Müll in den Städten

„Als ich in diese Schule eintrat, wurde mir schwer ums Herz. Ich habe diese Mauern gesehen, voller Graffiti und voller Schmutz, alles ohne Liebe und ich habe verstanden: Gewalt erzeugt Gewalt. Ihr seht eine Welt, die vergewaltigt wurde. Wenn diese Mauern mit allerlei Schweinereien zugeschmiert sind, dann stimuliert das neue Schweinereien …“ (Tiziano Terzani: Vortrag vor Schülern in Pisa)

Das beklagt die „Welt“: „Und es wird immer schlimmer!“

Demnach sammelt sich in unseren Städten zunehmend unachtsam weggeworfener Müll. Gerade im Sommer verwandeln sich die Straßen und Parks über Nacht wie von Geisterhand in Müllhalden.

Was ist da los?

Man begibt sich auf Ursachenforschung, kommt aber nicht weit. Wie immer dürfte es sich um einen ganzen Komplex von Ursachen handeln, ein Zusammenspiel vieler Faktoren, wichtigere und weniger wichtigere, regional bedingte, aber eben auch kulturhistorische, soziale und – demographische …

Könnte einer der Gründe die bunte Multikultiwelt sein, die ihre mannigfarbigen Spuren eben auch auf der Straße hinterläßt?

Vor einigen Monaten weilte ich ein paar Tage in Bonn. Vor den Häusern eines ganzen Straßenzuges lag der Müll, einiges davon ganz offensichtlich einfach aus dem Fenster geworfen, vom Kinderwagen bis zur vollgeschissenen Windel, von der Chips-Tüte bis zum Fernsehgerät, vor allem aber zugeknotete Mülltüten. Auf der Straße hörte man viele verschiedene Sprachen, die DITIB-Moschee war gleich um die Ecke. Ich schaute mir einige Klingelleisten an und bekam bestätigt, was zu vermuten war. In einem Haus lebten – sofern man die Namen zuordnen konnte – Parteien aus aller Herren Länder: Türken, Araber, Russen, Perser, Polen, Rumänen, Zigeuner, Bulgaren, Schwarz- und Nordafrikaner und hier und da auch ein Deutscher. Mancher Eingang roch nach Urin.

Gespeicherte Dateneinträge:
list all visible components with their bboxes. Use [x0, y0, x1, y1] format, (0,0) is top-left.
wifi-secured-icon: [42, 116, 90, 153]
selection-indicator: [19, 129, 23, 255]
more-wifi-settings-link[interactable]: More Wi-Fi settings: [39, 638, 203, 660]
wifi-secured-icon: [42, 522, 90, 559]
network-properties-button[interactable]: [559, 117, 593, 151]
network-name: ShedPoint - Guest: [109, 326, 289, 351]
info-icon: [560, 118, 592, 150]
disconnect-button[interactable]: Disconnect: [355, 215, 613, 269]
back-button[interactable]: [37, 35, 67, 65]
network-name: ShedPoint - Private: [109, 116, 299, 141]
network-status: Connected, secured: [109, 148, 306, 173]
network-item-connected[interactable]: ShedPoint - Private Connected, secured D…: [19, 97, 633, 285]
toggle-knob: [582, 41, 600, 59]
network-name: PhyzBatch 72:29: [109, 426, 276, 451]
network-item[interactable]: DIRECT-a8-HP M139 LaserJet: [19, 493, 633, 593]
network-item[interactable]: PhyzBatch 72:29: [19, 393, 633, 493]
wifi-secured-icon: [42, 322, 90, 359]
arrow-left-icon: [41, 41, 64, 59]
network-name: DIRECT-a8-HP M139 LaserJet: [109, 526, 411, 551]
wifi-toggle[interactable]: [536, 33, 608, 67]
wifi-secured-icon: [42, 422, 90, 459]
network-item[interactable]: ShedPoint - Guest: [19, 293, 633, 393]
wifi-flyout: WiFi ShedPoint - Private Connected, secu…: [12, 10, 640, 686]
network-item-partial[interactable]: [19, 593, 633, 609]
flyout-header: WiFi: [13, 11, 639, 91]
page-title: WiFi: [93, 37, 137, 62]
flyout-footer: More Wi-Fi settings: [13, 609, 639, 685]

▶ _Deine Aufgabe_
Schreib den Abschnitt des Textes über Müll in den Städten von „Man begibt sich“ bis „der Straße hinterläßt?“ noch einmal ab und setz dabei „Spurensuche“ an die Stelle von „Ursachenforschung“.

▶ _Vollständige Antwort_
Man begibt sich auf Spurensuche, kommt aber nicht weit. Wie immer dürfte es sich um einen ganzen Komplex von Ursachen handeln, ein Zusammenspiel vieler Faktoren, wichtigere und weniger wichtigere, regional bedingte, aber eben auch kulturhistorische, soziale und – demographische …

Könnte einer der Gründe die bunte Multikultiwelt sein, die ihre mannigfarbigen Spuren eben auch auf der Straße hinterläßt?